Data for this exercise ->

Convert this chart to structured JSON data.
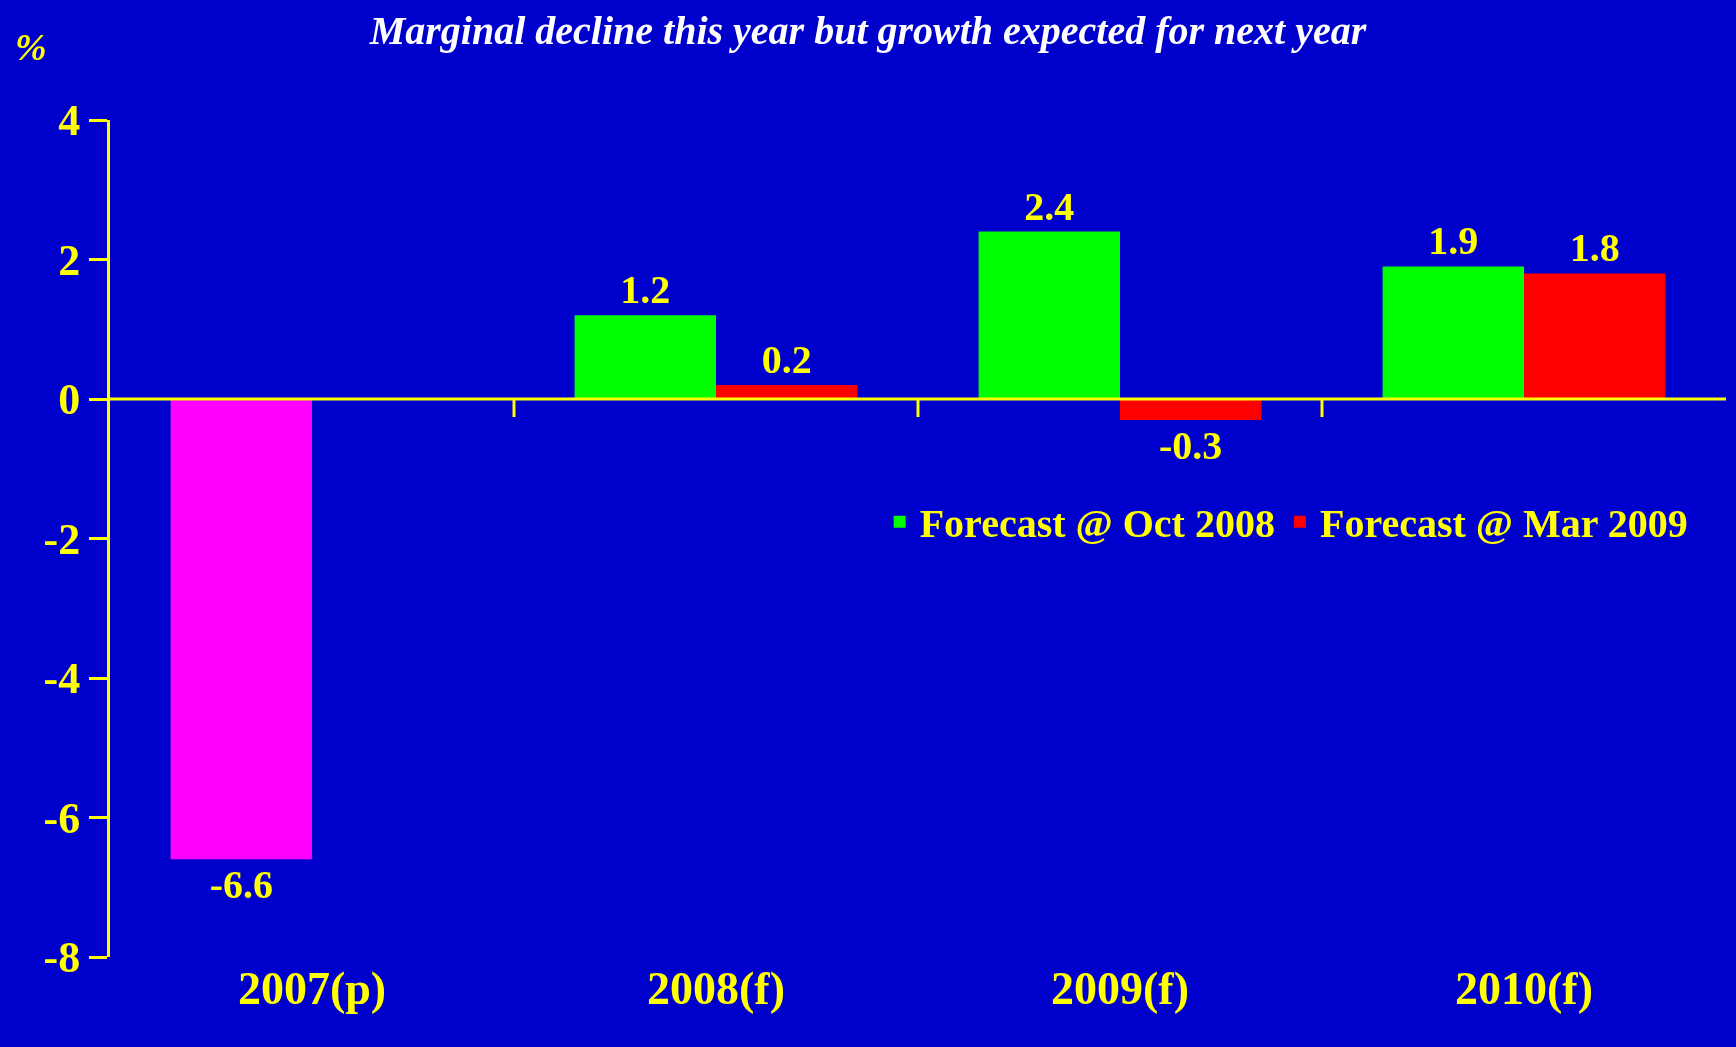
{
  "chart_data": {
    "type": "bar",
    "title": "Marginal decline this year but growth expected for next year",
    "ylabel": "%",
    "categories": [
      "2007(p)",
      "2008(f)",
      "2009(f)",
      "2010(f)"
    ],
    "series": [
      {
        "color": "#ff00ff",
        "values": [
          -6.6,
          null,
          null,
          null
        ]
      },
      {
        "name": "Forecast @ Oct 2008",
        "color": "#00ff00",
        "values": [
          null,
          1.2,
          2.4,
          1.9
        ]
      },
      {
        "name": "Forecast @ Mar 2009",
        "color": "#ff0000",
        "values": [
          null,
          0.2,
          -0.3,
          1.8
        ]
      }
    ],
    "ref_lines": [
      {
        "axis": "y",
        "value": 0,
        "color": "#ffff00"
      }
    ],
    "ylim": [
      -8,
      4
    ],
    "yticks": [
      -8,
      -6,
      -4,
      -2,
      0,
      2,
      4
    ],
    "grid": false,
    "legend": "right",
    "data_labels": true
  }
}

Exercise goal -> Above are the records. Identify each line that contains the word "name".

The output ->
        "name": "Forecast @ Oct 2008",
        "name": "Forecast @ Mar 2009",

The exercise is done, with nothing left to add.